Return all lines with the word "carità" in them.

- Stored data:
※ ※ ※

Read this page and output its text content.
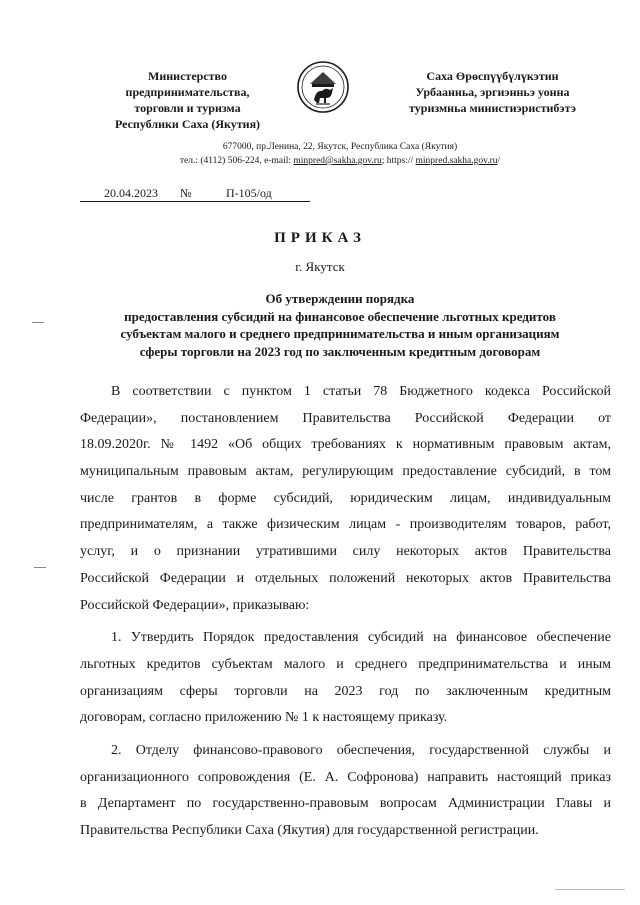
Министерство
предпринимательства,
торговли и туризма
Республики Саха (Якутия)
Саха Өрөспүүбүлүкэтин
Урбаанньа, эргиэнньэ уонна
туризмньа министиэристибэтэ
677000, пр.Ленина, 22, Якутск, Республика Саха (Якутия)
тел.: (4112) 506-224, e-mail: minpred@sakha.gov.ru; https:// minpred.sakha.gov.ru/
20.04.2023 №	П-105/од
ПРИКАЗ
г. Якутск
Об утверждении порядка
предоставления субсидий на финансовое обеспечение льготных кредитов
субъектам малого и среднего предпринимательства и иным организациям
сферы торговли на 2023 год по заключенным кредитным договорам
В соответствии с пунктом 1 статьи 78 Бюджетного кодекса Российской
Федерации», постановлением Правительства Российской Федерации от
18.09.2020г. № 1492 «Об общих требованиях к нормативным правовым актам,
муниципальным правовым актам, регулирующим предоставление субсидий, в том
числе грантов в форме субсидий, юридическим лицам, индивидуальным
предпринимателям, а также физическим лицам - производителям товаров, работ,
услуг, и о признании утратившими силу некоторых актов Правительства
Российской Федерации и отдельных положений некоторых актов Правительства
Российской Федерации», приказываю:
1. Утвердить Порядок предоставления субсидий на финансовое обеспечение
льготных кредитов субъектам малого и среднего предпринимательства и иным
организациям сферы торговли на 2023 год по заключенным кредитным
договорам, согласно приложению № 1 к настоящему приказу.
2. Отделу финансово-правового обеспечения, государственной службы и
организационного сопровождения (Е. А. Софронова) направить настоящий приказ
в Департамент по государственно-правовым вопросам Администрации Главы и
Правительства Республики Саха (Якутия) для государственной регистрации.
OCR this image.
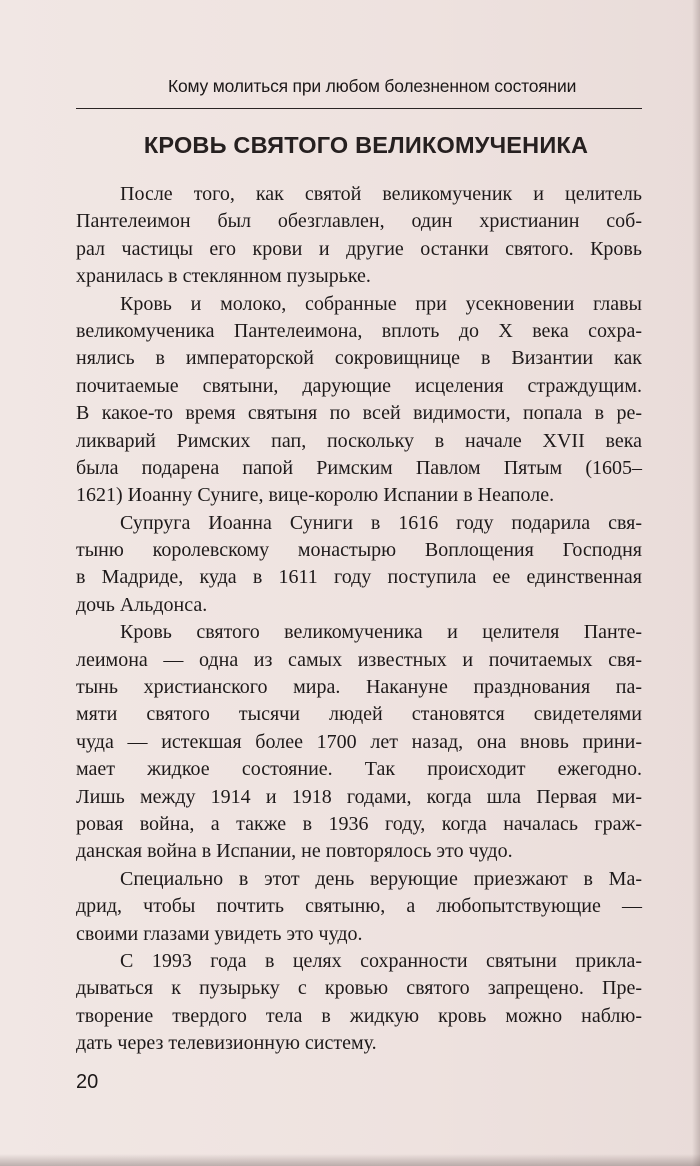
Кому молиться при любом болезненном состоянии
КРОВЬ СВЯТОГО ВЕЛИКОМУЧЕНИКА
После того, как святой великомученик и целитель
Пантелеимон был обезглавлен, один христианин соб-
рал частицы его крови и другие останки святого. Кровь
хранилась в стеклянном пузырьке.
Кровь и молоко, собранные при усекновении главы
великомученика Пантелеимона, вплоть до X века сохра-
нялись в императорской сокровищнице в Византии как
почитаемые святыни, дарующие исцеления страждущим.
В какое-то время святыня по всей видимости, попала в ре-
ликварий Римских пап, поскольку в начале XVII века
была подарена папой Римским Павлом Пятым (1605–
1621) Иоанну Суниге, вице-королю Испании в Неаполе.
Супруга Иоанна Суниги в 1616 году подарила свя-
тыню королевскому монастырю Воплощения Господня
в Мадриде, куда в 1611 году поступила ее единственная
дочь Альдонса.
Кровь святого великомученика и целителя Панте-
леимона — одна из самых известных и почитаемых свя-
тынь христианского мира. Накануне празднования па-
мяти святого тысячи людей становятся свидетелями
чуда — истекшая более 1700 лет назад, она вновь прини-
мает жидкое состояние. Так происходит ежегодно.
Лишь между 1914 и 1918 годами, когда шла Первая ми-
ровая война, а также в 1936 году, когда началась граж-
данская война в Испании, не повторялось это чудо.
Специально в этот день верующие приезжают в Ма-
дрид, чтобы почтить святыню, а любопытствующие —
своими глазами увидеть это чудо.
С 1993 года в целях сохранности святыни прикла-
дываться к пузырьку с кровью святого запрещено. Пре-
творение твердого тела в жидкую кровь можно наблю-
дать через телевизионную систему.
20
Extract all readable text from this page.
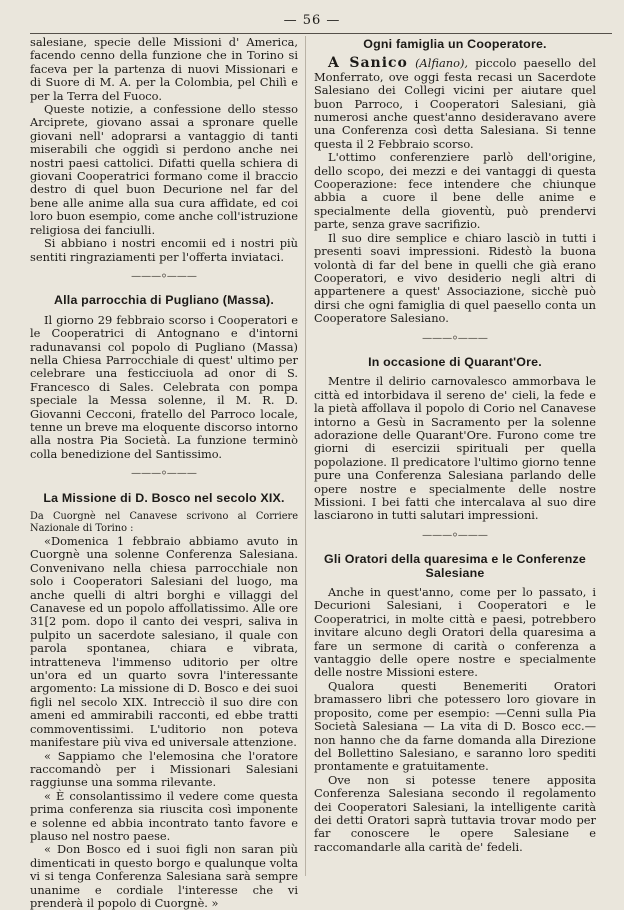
— 56 —

salesiane, specie delle Missioni d' America, facendo cenno della funzione che in Torino si faceva per la partenza di nuovi Missionari e di Suore di M. A. per la Colombia, pel Chilì e per la Terra del Fuoco.

Queste notizie, a confessione dello stesso Arciprete, giovano assai a spronare quelle giovani nell' adoprarsi a vantaggio di tanti miserabili che oggidì si perdono anche nei nostri paesi cattolici. Difatti quella schiera di giovani Cooperatrici formano come il braccio destro di quel buon Decurione nel far del bene alle anime alla sua cura affidate, ed coi loro buon esempio, come anche coll'istruzione religiosa dei fanciulli.

Si abbiano i nostri encomii ed i nostri più sentiti ringraziamenti per l'offerta inviataci.

———⸰———
Alla parrocchia di Pugliano (Massa).

Il giorno 29 febbraio scorso i Cooperatori e le Cooperatrici di Antognano e d'intorni radunavansi col popolo di Pugliano (Massa) nella Chiesa Parrocchiale di quest' ultimo per celebrare una festicciuola ad onor di S. Francesco di Sales. Celebrata con pompa speciale la Messa solenne, il M. R. D. Giovanni Cecconi, fratello del Parroco locale, tenne un breve ma eloquente discorso intorno alla nostra Pia Società. La funzione terminò colla benedizione del Santissimo.

———⸰———
La Missione di D. Bosco nel secolo XIX.

Da Cuorgnè nel Canavese scrivono al Corriere Nazionale di Torino :

«Domenica 1 febbraio abbiamo avuto in Cuorgnè una solenne Conferenza Salesiana. Convenivano nella chiesa parrocchiale non solo i Cooperatori Salesiani del luogo, ma anche quelli di altri borghi e villaggi del Canavese ed un popolo affollatissimo. Alle ore 31[2 pom. dopo il canto dei vespri, saliva in pulpito un sacerdote salesiano, il quale con parola spontanea, chiara e vibrata, intratteneva l'immenso uditorio per oltre un'ora ed un quarto sovra l'interessante argomento: La missione di D. Bosco e dei suoi figli nel secolo XIX. Intrecciò il suo dire con ameni ed ammirabili racconti, ed ebbe tratti commoventissimi. L'uditorio non poteva manifestare più viva ed universale attenzione.

« Sappiamo che l'elemosina che l'oratore raccomandò per i Missionari Salesiani raggiunse una somma rilevante.

« È consolantissimo il vedere come questa prima conferenza sia riuscita così imponente e solenne ed abbia incontrato tanto favore e plauso nel nostro paese.

« Don Bosco ed i suoi figli non saran più dimenticati in questo borgo e qualunque volta vi si tenga Conferenza Salesiana sarà sempre unanime e cordiale l'interesse che vi prenderà il popolo di Cuorgnè. »

Ogni famiglia un Cooperatore.

A Sanico (Alfiano), piccolo paesello del Monferrato, ove oggi festa recasi un Sacerdote Salesiano dei Collegi vicini per aiutare quel buon Parroco, i Cooperatori Salesiani, già numerosi anche quest'anno desideravano avere una Conferenza così detta Salesiana. Si tenne questa il 2 Febbraio scorso.

L'ottimo conferenziere parlò dell'origine, dello scopo, dei mezzi e dei vantaggi di questa Cooperazione: fece intendere che chiunque abbia a cuore il bene delle anime e specialmente della gioventù, può prendervi parte, senza grave sacrifizio.

Il suo dire semplice e chiaro lasciò in tutti i presenti soavi impressioni. Ridestò la buona volontà di far del bene in quelli che già erano Cooperatori, e vivo desiderio negli altri di appartenere a quest' Associazione, sicchè può dirsi che ogni famiglia di quel paesello conta un Cooperatore Salesiano.

———⸰———
In occasione di Quarant'Ore.

Mentre il delirio carnovalesco ammorbava le città ed intorbidava il sereno de' cieli, la fede e la pietà affollava il popolo di Corio nel Canavese intorno a Gesù in Sacramento per la solenne adorazione delle Quarant'Ore. Furono come tre giorni di esercizii spirituali per quella popolazione. Il predicatore l'ultimo giorno tenne pure una Conferenza Salesiana parlando delle opere nostre e specialmente delle nostre Missioni. I bei fatti che intercalava al suo dire lasciarono in tutti salutari impressioni.

———⸰———
Gli Oratori della quaresima e le Conferenze Salesiane

Anche in quest'anno, come per lo passato, i Decurioni Salesiani, i Cooperatori e le Cooperatrici, in molte città e paesi, potrebbero invitare alcuno degli Oratori della quaresima a fare un sermone di carità o conferenza a vantaggio delle opere nostre e specialmente delle nostre Missioni estere.

Qualora questi Benemeriti Oratori bramassero libri che potessero loro giovare in proposito, come per esempio: —Cenni sulla Pia Società Salesiana — La vita di D. Bosco ecc.— non hanno che da farne domanda alla Direzione del Bollettino Salesiano, e saranno loro spediti prontamente e gratuitamente.

Ove non si potesse tenere apposita Conferenza Salesiana secondo il regolamento dei Cooperatori Salesiani, la intelligente carità dei detti Oratori saprà tuttavia trovar modo per far conoscere le opere Salesiane e raccomandarle alla carità de' fedeli.
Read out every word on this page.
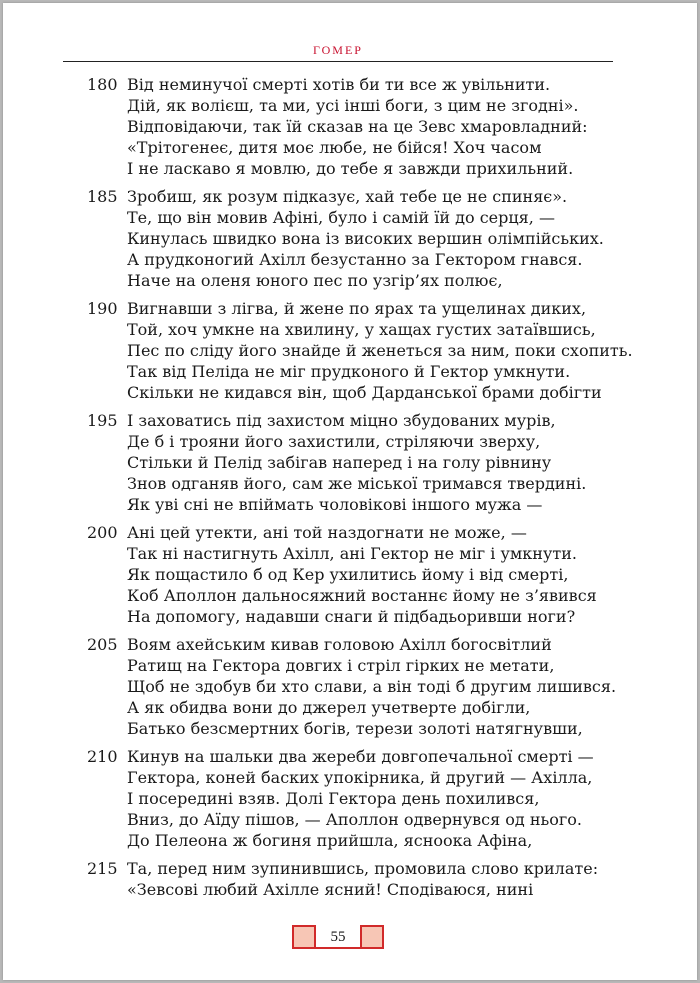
ГОМЕР
180 Від неминучої смерті хотів би ти все ж увільнити.
Дій, як волієш, та ми, усі інші боги, з цим не згодні».
Відповідаючи, так їй сказав на це Зевс хмаровладний:
«Трітогенеє, дитя моє любе, не бійся! Хоч часом
І не ласкаво я мовлю, до тебе я завжди прихильний.
185 Зробиш, як розум підказує, хай тебе це не спиняє».
Те, що він мовив Афіні, було і самій їй до серця, —
Кинулась швидко вона із високих вершин олімпійських.
А прудконогий Ахілл безустанно за Гектором гнався.
Наче на оленя юного пес по узгір’ях полює,
190 Вигнавши з лігва, й жене по ярах та ущелинах диких,
Той, хоч умкне на хвилину, у хащах густих затаївшись,
Пес по сліду його знайде й женеться за ним, поки схопить.
Так від Пеліда не міг прудконого й Гектор умкнути.
Скільки не кидався він, щоб Дарданської брами добігти
195 І заховатись під захистом міцно збудованих мурів,
Де б і трояни його захистили, стріляючи зверху,
Стільки й Пелід забігав наперед і на голу рівнину
Знов одганяв його, сам же міської тримався твердині.
Як уві сні не впіймать чоловікові іншого мужа —
200 Ані цей утекти, ані той наздогнати не може, —
Так ні настигнуть Ахілл, ані Гектор не міг і умкнути.
Як пощастило б од Кер ухилитись йому і від смерті,
Коб Аполлон дальносяжний востаннє йому не з’явився
На допомогу, надавши снаги й підбадьоривши ноги?
205 Воям ахейським кивав головою Ахілл богосвітлий
Ратищ на Гектора довгих і стріл гірких не метати,
Щоб не здобув би хто слави, а він тоді б другим лишився.
А як обидва вони до джерел учетверте добігли,
Батько безсмертних богів, терези золоті натягнувши,
210 Кинув на шальки два жереби довгопечальної смерті —
Гектора, коней баских упокірника, й другий — Ахілла,
І посередині взяв. Долі Гектора день похилився,
Вниз, до Аїду пішов, — Аполлон одвернувся од нього.
До Пелеона ж богиня прийшла, ясноока Афіна,
215 Та, перед ним зупинившись, промовила слово крилате:
«Зевсові любий Ахілле ясний! Сподіваюся, нині
55
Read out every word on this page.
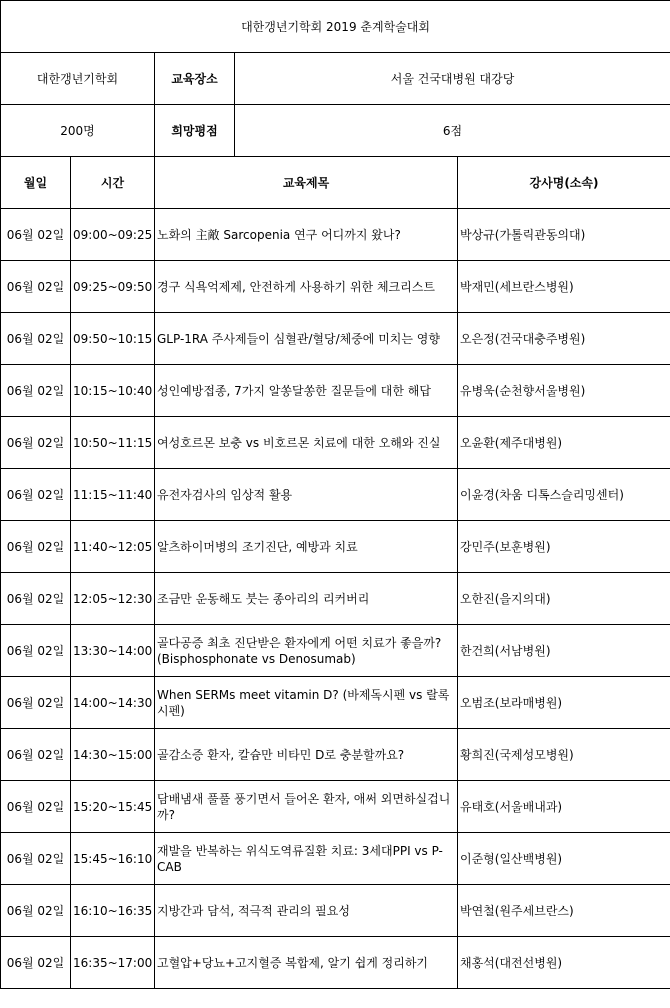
대한갱년기학회 2019 춘계학술대회				
대한갱년기학회		교육장소	서울 건국대병원 대강당	
200명		희망평점	6점	
월일	시간	교육제목		강사명(소속)
06월 02일	09:00~09:25	노화의 主敵 Sarcopenia 연구 어디까지 왔나?		박상규(가톨릭관동의대)
06월 02일	09:25~09:50	경구 식욕억제제, 안전하게 사용하기 위한 체크리스트		박재민(세브란스병원)
06월 02일	09:50~10:15	GLP-1RA 주사제들이 심혈관/혈당/체중에 미치는 영향		오은정(건국대충주병원)
06월 02일	10:15~10:40	성인예방접종, 7가지 알쏭달쏭한 질문들에 대한 해답		유병욱(순천향서울병원)
06월 02일	10:50~11:15	여성호르몬 보충 vs 비호르몬 치료에 대한 오해와 진실		오윤환(제주대병원)
06월 02일	11:15~11:40	유전자검사의 임상적 활용		이윤경(차움 디톡스슬리밍센터)
06월 02일	11:40~12:05	알츠하이머병의 조기진단, 예방과 치료		강민주(보훈병원)
06월 02일	12:05~12:30	조금만 운동해도 붓는 종아리의 리커버리		오한진(을지의대)
06월 02일	13:30~14:00	골다공증 최초 진단받은 환자에게 어떤 치료가 좋을까? (Bisphosphonate vs Denosumab)		한건희(서남병원)
06월 02일	14:00~14:30	When SERMs meet vitamin D? (바제독시펜 vs 랄록시펜)		오범조(보라매병원)
06월 02일	14:30~15:00	골감소증 환자, 칼슘만 비타민 D로 충분할까요?		황희진(국제성모병원)
06월 02일	15:20~15:45	담배냄새 풀풀 풍기면서 들어온 환자, 애써 외면하실겁니까?		유태호(서울배내과)
06월 02일	15:45~16:10	재발을 반복하는 위식도역류질환 치료: 3세대PPI vs P-CAB		이준형(일산백병원)
06월 02일	16:10~16:35	지방간과 담석, 적극적 관리의 필요성		박연철(원주세브란스)
06월 02일	16:35~17:00	고혈압+당뇨+고지혈증 복합제, 알기 쉽게 정리하기		채홍석(대전선병원)
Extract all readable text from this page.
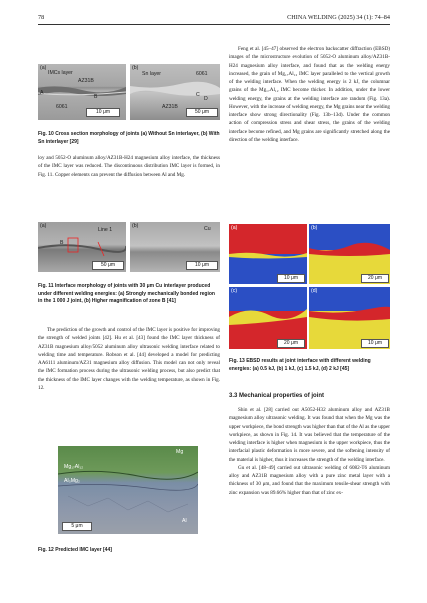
78	CHINA WELDING (2025) 34 (1): 74–84
(a)
IMCs layer
AZ31B
A
B
6061
10 μm
(b)
Sn layer	6061
C
D
AZ31B
50 μm
Fig. 10 Cross section morphology of joints (a) Without Sn interlayer, (b) With Sn interlayer [29]

loy and 5052-O aluminum alloy/AZ31B-H24 magnesium alloy interface, the thickness of the IMC layer was reduced. The discontinuous distribution IMC layer is formed, in Fig. 11. Copper elements can prevent the diffusion between Al and Mg.

(a)
Line 1
B
50 μm
(b)	Cu
10 μm
Fig. 11 Interface morphology of joints with 30 μm Cu interlayer produced under different welding energies: (a) Strongly mechanically bonded region in the 1 000 J joint, (b) Higher magnification of zone B [41]

The prediction of the growth and control of the IMC layer is positive for improving the strength of welded joints [42]. Hu et al. [43] found the IMC layer thickness of AZ31B magnesium alloy/5052 aluminum alloy ultrasonic welding interface related to welding time and temperature. Robson et al. [44] developed a model for predicting AA6111 aluminum/AZ31 magnesium alloy diffusion. This model can not only reveal the IMC formation process during the ultrasonic welding process, but also predict that the thickness of the IMC layer changes with the welding temperature, as shown in Fig. 12.

Mg
Mg₁₇Al₁₂
Al₃Mg₂
Al
5 μm
Fig. 12 Predicted IMC layer [44]

Feng et al. [45–47] observed the electron backscatter diffraction (EBSD) images of the microstructure evolution of 5052-O aluminum alloy/AZ31B-H24 magnesium alloy interface, and found that as the welding energy increased, the grain of Mg₁₇Al₁₂ IMC layer paralleled to the vertical growth of the welding interface. When the welding energy is 2 kJ, the columnar grains of the Mg₁₇Al₁₂ IMC become thicker. In addition, under the lower welding energy, the grains at the welding interface are random (Fig. 13a). However, with the increase of welding energy, the Mg grains near the welding interface show strong directionality (Fig. 13b–13d). Under the common action of compression stress and shear stress, the grains of the welding interface become refined, and Mg grains are significantly stretched along the direction of the welding interface.

(a)
10 μm
(b)
20 μm
(c)
20 μm
(d)
10 μm
Fig. 13 EBSD results at joint interface with different welding energies: (a) 0.5 kJ, (b) 1 kJ, (c) 1.5 kJ, (d) 2 kJ [45]
3.3 Mechanical properties of joint

Shin et al. [28] carried out A5052-H32 aluminum alloy and AZ31B magnesium alloy ultrasonic welding. It was found that when the Mg was the upper workpiece, the bond strength was higher than that of the Al as the upper workpiece, as shown in Fig. 14. It was believed that the temperature of the welding interface is higher when magnesium is the upper workpiece, thus the interfacial plastic deformation is more severe, and the softening intensity of the material is higher, thus it increases the strength of the welding interface.

Gu et al. [48–49] carried out ultrasonic welding of 6082-T6 aluminum alloy and AZ31B magnesium alloy with a pure zinc metal layer with a thickness of 30 μm, and found that the maximum tensile-shear strength with zinc expansion was 89.66% higher than that of zinc ex-
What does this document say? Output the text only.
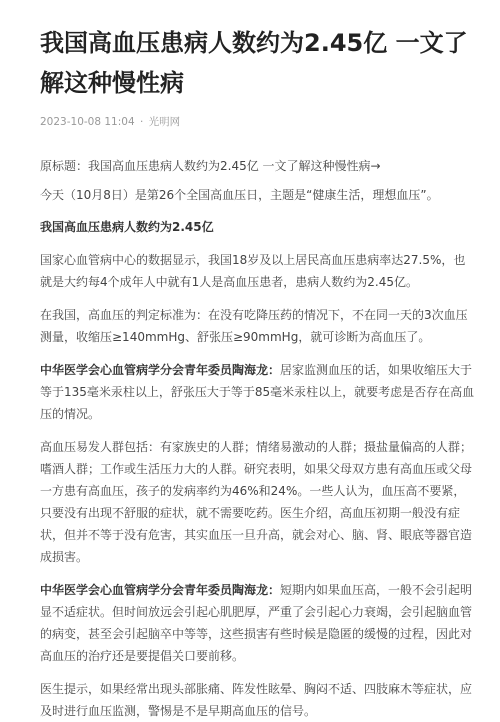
我国高血压患病人数约为2.45亿 一文了解这种慢性病
2023-10-08 11:04 · 光明网

原标题：我国高血压患病人数约为2.45亿 一文了解这种慢性病→

今天（10月8日）是第26个全国高血压日，主题是“健康生活，理想血压”。

我国高血压患病人数约为2.45亿

国家心血管病中心的数据显示，我国18岁及以上居民高血压患病率达27.5%，也就是大约每4个成年人中就有1人是高血压患者，患病人数约为2.45亿。

在我国，高血压的判定标准为：在没有吃降压药的情况下，不在同一天的3次血压测量，收缩压≥140mmHg、舒张压≥90mmHg，就可诊断为高血压了。

中华医学会心血管病学分会青年委员陶海龙：居家监测血压的话，如果收缩压大于等于135毫米汞柱以上，舒张压大于等于85毫米汞柱以上，就要考虑是否存在高血压的情况。

高血压易发人群包括：有家族史的人群；情绪易激动的人群；摄盐量偏高的人群；嗜酒人群；工作或生活压力大的人群。研究表明，如果父母双方患有高血压或父母一方患有高血压，孩子的发病率约为46%和24%。一些人认为，血压高不要紧，只要没有出现不舒服的症状，就不需要吃药。医生介绍，高血压初期一般没有症状，但并不等于没有危害，其实血压一旦升高，就会对心、脑、肾、眼底等器官造成损害。

中华医学会心血管病学分会青年委员陶海龙：短期内如果血压高，一般不会引起明显不适症状。但时间放远会引起心肌肥厚，严重了会引起心力衰竭，会引起脑血管的病变，甚至会引起脑卒中等等，这些损害有些时候是隐匿的缓慢的过程，因此对高血压的治疗还是要提倡关口要前移。

医生提示，如果经常出现头部胀痛、阵发性眩晕、胸闷不适、四肢麻木等症状，应及时进行血压监测，警惕是不是早期高血压的信号。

※ ※ ※

- Response to this exercise:
Anche in quest'anno, come per lo passato, i Decurioni Salesiani, i Cooperatori e le Cooperatrici, in molte città e paesi, potrebbero invitare alcuno degli Oratori della quaresima a fare un sermone di carità o conferenza a vantaggio delle opere nostre e specialmente delle nostre Missioni estere.
Ove non si potesse tenere apposita Conferenza Salesiana secondo il regolamento dei Cooperatori Salesiani, la intelligente carità dei detti Oratori saprà tuttavia trovar modo per far conoscere le opere Salesiane e raccomandarle alla carità de' fedeli.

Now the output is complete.